==== Given data ====
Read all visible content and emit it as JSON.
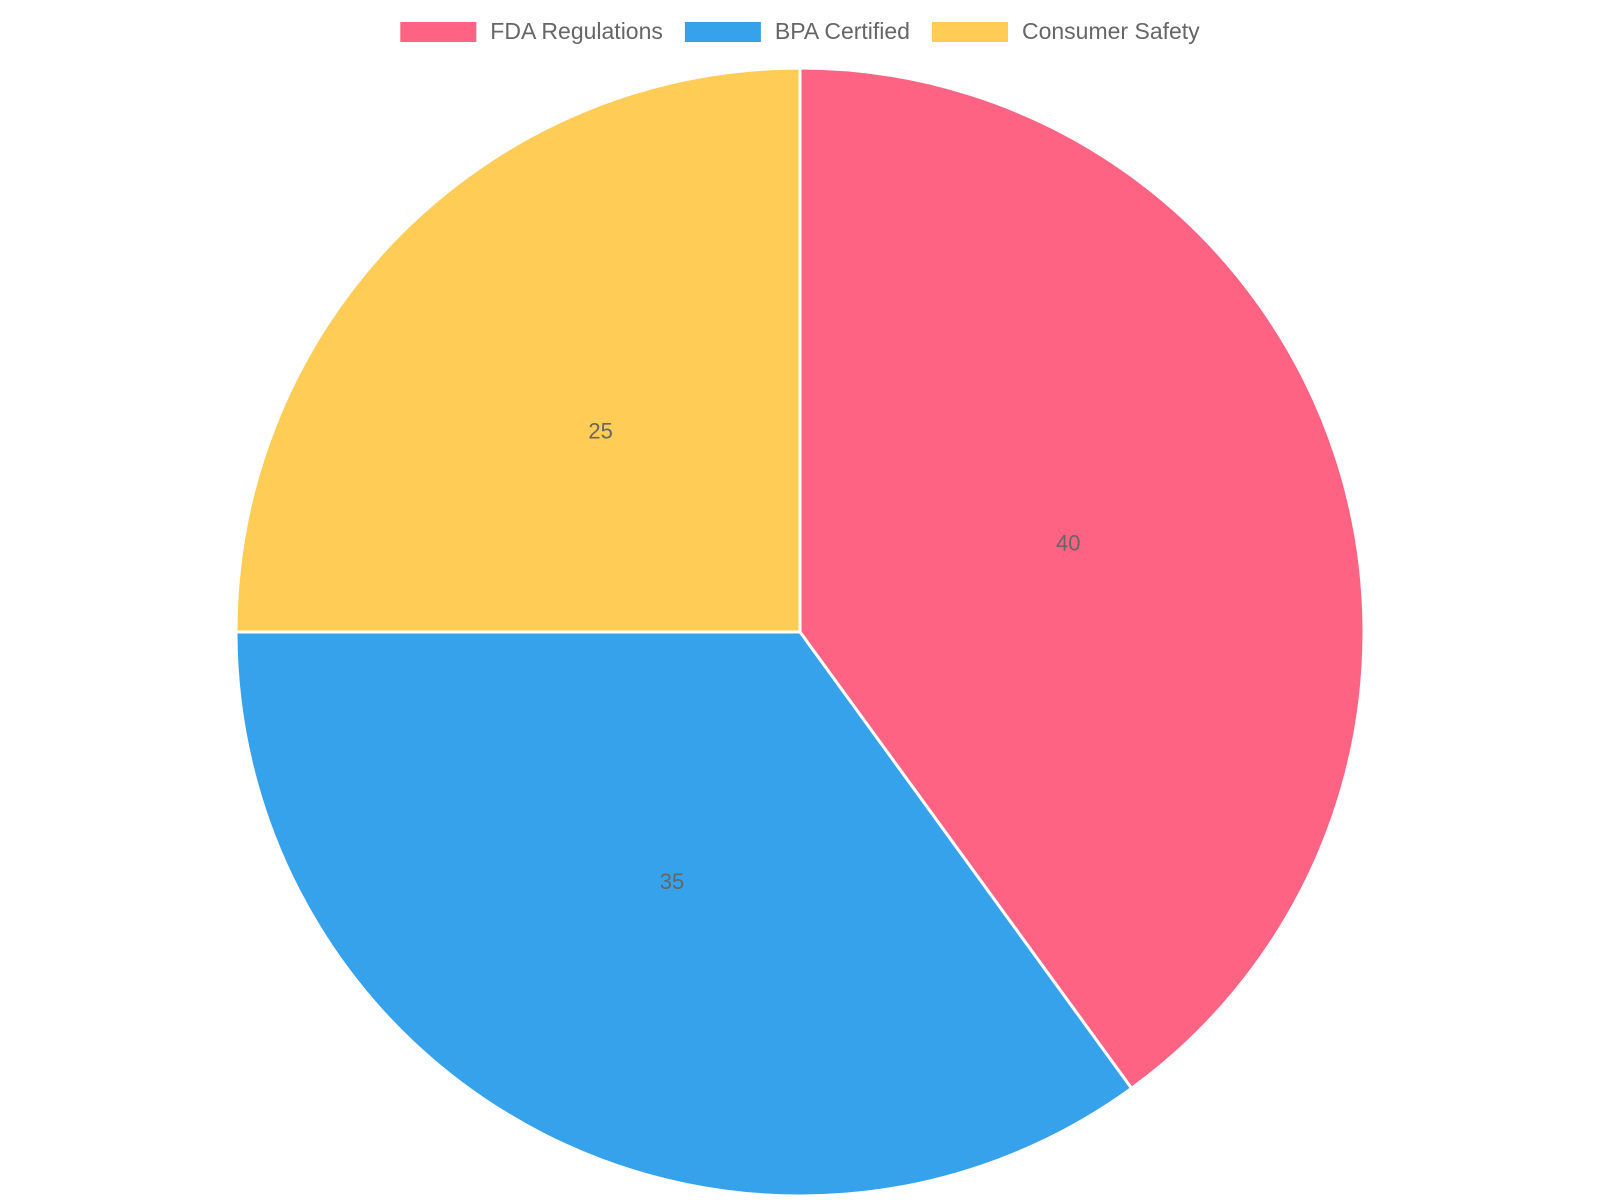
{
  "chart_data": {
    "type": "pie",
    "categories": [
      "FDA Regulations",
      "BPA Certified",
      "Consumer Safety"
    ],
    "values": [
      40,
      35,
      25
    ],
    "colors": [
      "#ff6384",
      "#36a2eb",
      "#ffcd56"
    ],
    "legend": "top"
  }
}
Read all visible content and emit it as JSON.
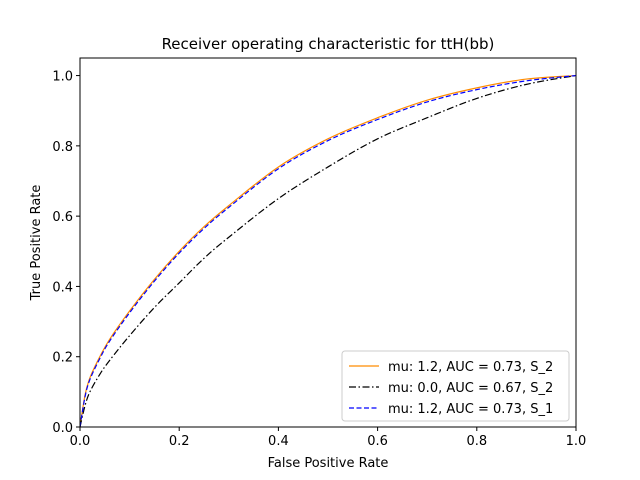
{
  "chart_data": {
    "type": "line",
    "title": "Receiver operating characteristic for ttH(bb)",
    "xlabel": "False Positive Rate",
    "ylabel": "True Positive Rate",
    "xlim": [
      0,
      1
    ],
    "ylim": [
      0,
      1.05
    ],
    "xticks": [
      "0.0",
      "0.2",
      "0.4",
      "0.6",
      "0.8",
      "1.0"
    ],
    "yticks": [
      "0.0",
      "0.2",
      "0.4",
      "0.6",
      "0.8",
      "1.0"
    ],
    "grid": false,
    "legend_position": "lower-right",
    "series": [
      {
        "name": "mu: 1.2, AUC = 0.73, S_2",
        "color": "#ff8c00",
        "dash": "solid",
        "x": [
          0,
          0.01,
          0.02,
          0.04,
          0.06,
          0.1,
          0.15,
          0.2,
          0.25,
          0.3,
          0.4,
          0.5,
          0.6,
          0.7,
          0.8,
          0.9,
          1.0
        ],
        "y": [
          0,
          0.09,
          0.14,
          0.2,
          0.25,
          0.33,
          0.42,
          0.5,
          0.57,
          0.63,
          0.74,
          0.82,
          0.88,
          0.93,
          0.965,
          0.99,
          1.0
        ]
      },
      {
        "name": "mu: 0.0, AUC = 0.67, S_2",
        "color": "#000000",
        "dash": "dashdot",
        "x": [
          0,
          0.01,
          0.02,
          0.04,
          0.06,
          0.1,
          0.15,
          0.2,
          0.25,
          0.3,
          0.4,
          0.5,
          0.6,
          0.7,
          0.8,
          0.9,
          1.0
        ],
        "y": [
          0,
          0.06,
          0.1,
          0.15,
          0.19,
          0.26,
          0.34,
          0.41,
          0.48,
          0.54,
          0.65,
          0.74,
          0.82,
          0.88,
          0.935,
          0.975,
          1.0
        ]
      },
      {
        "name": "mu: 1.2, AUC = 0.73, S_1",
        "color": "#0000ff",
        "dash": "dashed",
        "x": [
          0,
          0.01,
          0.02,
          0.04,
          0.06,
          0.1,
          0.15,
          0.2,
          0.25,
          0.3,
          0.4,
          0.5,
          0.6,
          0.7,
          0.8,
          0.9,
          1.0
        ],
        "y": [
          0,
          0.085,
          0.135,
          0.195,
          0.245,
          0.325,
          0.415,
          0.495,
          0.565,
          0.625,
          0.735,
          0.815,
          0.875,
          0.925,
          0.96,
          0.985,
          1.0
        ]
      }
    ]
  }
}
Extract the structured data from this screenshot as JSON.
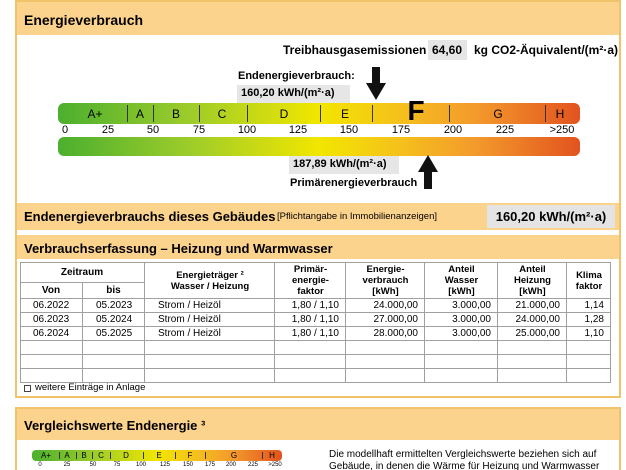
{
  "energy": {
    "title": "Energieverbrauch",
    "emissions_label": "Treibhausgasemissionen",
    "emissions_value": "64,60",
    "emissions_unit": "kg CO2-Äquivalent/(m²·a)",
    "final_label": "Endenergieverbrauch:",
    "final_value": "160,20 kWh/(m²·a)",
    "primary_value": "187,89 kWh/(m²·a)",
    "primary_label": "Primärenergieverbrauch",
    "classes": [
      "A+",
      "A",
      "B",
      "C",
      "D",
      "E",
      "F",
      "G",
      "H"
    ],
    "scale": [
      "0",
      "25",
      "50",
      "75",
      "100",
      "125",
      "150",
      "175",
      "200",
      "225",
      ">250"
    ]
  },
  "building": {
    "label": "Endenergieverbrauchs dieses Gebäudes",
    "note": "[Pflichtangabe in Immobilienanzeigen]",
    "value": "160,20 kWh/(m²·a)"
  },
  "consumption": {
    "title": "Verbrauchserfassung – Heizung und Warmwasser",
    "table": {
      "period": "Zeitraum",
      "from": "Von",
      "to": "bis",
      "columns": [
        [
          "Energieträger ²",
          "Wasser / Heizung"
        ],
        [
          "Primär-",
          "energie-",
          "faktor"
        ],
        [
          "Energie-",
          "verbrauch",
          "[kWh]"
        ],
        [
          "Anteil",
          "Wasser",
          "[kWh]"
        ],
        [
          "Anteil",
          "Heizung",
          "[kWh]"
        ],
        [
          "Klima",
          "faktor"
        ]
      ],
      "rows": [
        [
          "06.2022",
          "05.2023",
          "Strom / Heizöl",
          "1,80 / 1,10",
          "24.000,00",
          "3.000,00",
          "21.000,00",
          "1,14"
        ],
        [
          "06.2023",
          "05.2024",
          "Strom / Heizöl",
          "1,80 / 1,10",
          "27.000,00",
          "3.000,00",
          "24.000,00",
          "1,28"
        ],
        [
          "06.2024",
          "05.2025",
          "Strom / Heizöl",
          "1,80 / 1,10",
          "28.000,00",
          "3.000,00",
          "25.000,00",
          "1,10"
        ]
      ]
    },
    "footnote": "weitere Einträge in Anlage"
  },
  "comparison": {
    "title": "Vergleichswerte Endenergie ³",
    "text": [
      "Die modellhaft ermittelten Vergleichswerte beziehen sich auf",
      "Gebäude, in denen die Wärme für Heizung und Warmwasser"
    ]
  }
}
====
**What is needed**
Give the data again exactly as written, with all pictures left out.

**Exercise solution**
Read all visible content and emit it as JSON.
{
  "chart_data": {
    "type": "pie",
    "categories": [
      "FDA Regulations",
      "BPA Certified",
      "Consumer Safety"
    ],
    "values": [
      40,
      35,
      25
    ],
    "colors": [
      "#ff6384",
      "#36a2eb",
      "#ffcd56"
    ],
    "legend": "top"
  }
}
Read all visible content and emit it as JSON.
{
  "chart_data": {
    "type": "line",
    "title": "Receiver operating characteristic for ttH(bb)",
    "xlabel": "False Positive Rate",
    "ylabel": "True Positive Rate",
    "xlim": [
      0,
      1
    ],
    "ylim": [
      0,
      1.05
    ],
    "xticks": [
      "0.0",
      "0.2",
      "0.4",
      "0.6",
      "0.8",
      "1.0"
    ],
    "yticks": [
      "0.0",
      "0.2",
      "0.4",
      "0.6",
      "0.8",
      "1.0"
    ],
    "grid": false,
    "legend_position": "lower-right",
    "series": [
      {
        "name": "mu: 1.2, AUC = 0.73, S_2",
        "color": "#ff8c00",
        "dash": "solid",
        "x": [
          0,
          0.01,
          0.02,
          0.04,
          0.06,
          0.1,
          0.15,
          0.2,
          0.25,
          0.3,
          0.4,
          0.5,
          0.6,
          0.7,
          0.8,
          0.9,
          1.0
        ],
        "y": [
          0,
          0.09,
          0.14,
          0.2,
          0.25,
          0.33,
          0.42,
          0.5,
          0.57,
          0.63,
          0.74,
          0.82,
          0.88,
          0.93,
          0.965,
          0.99,
          1.0
        ]
      },
      {
        "name": "mu: 0.0, AUC = 0.67, S_2",
        "color": "#000000",
        "dash": "dashdot",
        "x": [
          0,
          0.01,
          0.02,
          0.04,
          0.06,
          0.1,
          0.15,
          0.2,
          0.25,
          0.3,
          0.4,
          0.5,
          0.6,
          0.7,
          0.8,
          0.9,
          1.0
        ],
        "y": [
          0,
          0.06,
          0.1,
          0.15,
          0.19,
          0.26,
          0.34,
          0.41,
          0.48,
          0.54,
          0.65,
          0.74,
          0.82,
          0.88,
          0.935,
          0.975,
          1.0
        ]
      },
      {
        "name": "mu: 1.2, AUC = 0.73, S_1",
        "color": "#0000ff",
        "dash": "dashed",
        "x": [
          0,
          0.01,
          0.02,
          0.04,
          0.06,
          0.1,
          0.15,
          0.2,
          0.25,
          0.3,
          0.4,
          0.5,
          0.6,
          0.7,
          0.8,
          0.9,
          1.0
        ],
        "y": [
          0,
          0.085,
          0.135,
          0.195,
          0.245,
          0.325,
          0.415,
          0.495,
          0.565,
          0.625,
          0.735,
          0.815,
          0.875,
          0.925,
          0.96,
          0.985,
          1.0
        ]
      }
    ]
  }
}
Extract the structured data from this screenshot as JSON.
{
  "energy": {
    "title": "Energieverbrauch",
    "emissions_label": "Treibhausgasemissionen",
    "emissions_value": "64,60",
    "emissions_unit": "kg CO2-Äquivalent/(m²·a)",
    "final_label": "Endenergieverbrauch:",
    "final_value": "160,20 kWh/(m²·a)",
    "primary_value": "187,89 kWh/(m²·a)",
    "primary_label": "Primärenergieverbrauch",
    "classes": [
      "A+",
      "A",
      "B",
      "C",
      "D",
      "E",
      "F",
      "G",
      "H"
    ],
    "scale": [
      "0",
      "25",
      "50",
      "75",
      "100",
      "125",
      "150",
      "175",
      "200",
      "225",
      ">250"
    ]
  },
  "building": {
    "label": "Endenergieverbrauchs dieses Gebäudes",
    "note": "[Pflichtangabe in Immobilienanzeigen]",
    "value": "160,20 kWh/(m²·a)"
  },
  "consumption": {
    "title": "Verbrauchserfassung – Heizung und Warmwasser",
    "table": {
      "period": "Zeitraum",
      "from": "Von",
      "to": "bis",
      "columns": [
        [
          "Energieträger ²",
          "Wasser / Heizung"
        ],
        [
          "Primär-",
          "energie-",
          "faktor"
        ],
        [
          "Energie-",
          "verbrauch",
          "[kWh]"
        ],
        [
          "Anteil",
          "Wasser",
          "[kWh]"
        ],
        [
          "Anteil",
          "Heizung",
          "[kWh]"
        ],
        [
          "Klima",
          "faktor"
        ]
      ],
      "rows": [
        [
          "06.2022",
          "05.2023",
          "Strom / Heizöl",
          "1,80 / 1,10",
          "24.000,00",
          "3.000,00",
          "21.000,00",
          "1,14"
        ],
        [
          "06.2023",
          "05.2024",
          "Strom / Heizöl",
          "1,80 / 1,10",
          "27.000,00",
          "3.000,00",
          "24.000,00",
          "1,28"
        ],
        [
          "06.2024",
          "05.2025",
          "Strom / Heizöl",
          "1,80 / 1,10",
          "28.000,00",
          "3.000,00",
          "25.000,00",
          "1,10"
        ]
      ]
    },
    "footnote": "weitere Einträge in Anlage"
  },
  "comparison": {
    "title": "Vergleichswerte Endenergie ³",
    "text": [
      "Die modellhaft ermittelten Vergleichswerte beziehen sich auf",
      "Gebäude, in denen die Wärme für Heizung und Warmwasser"
    ]
  }
}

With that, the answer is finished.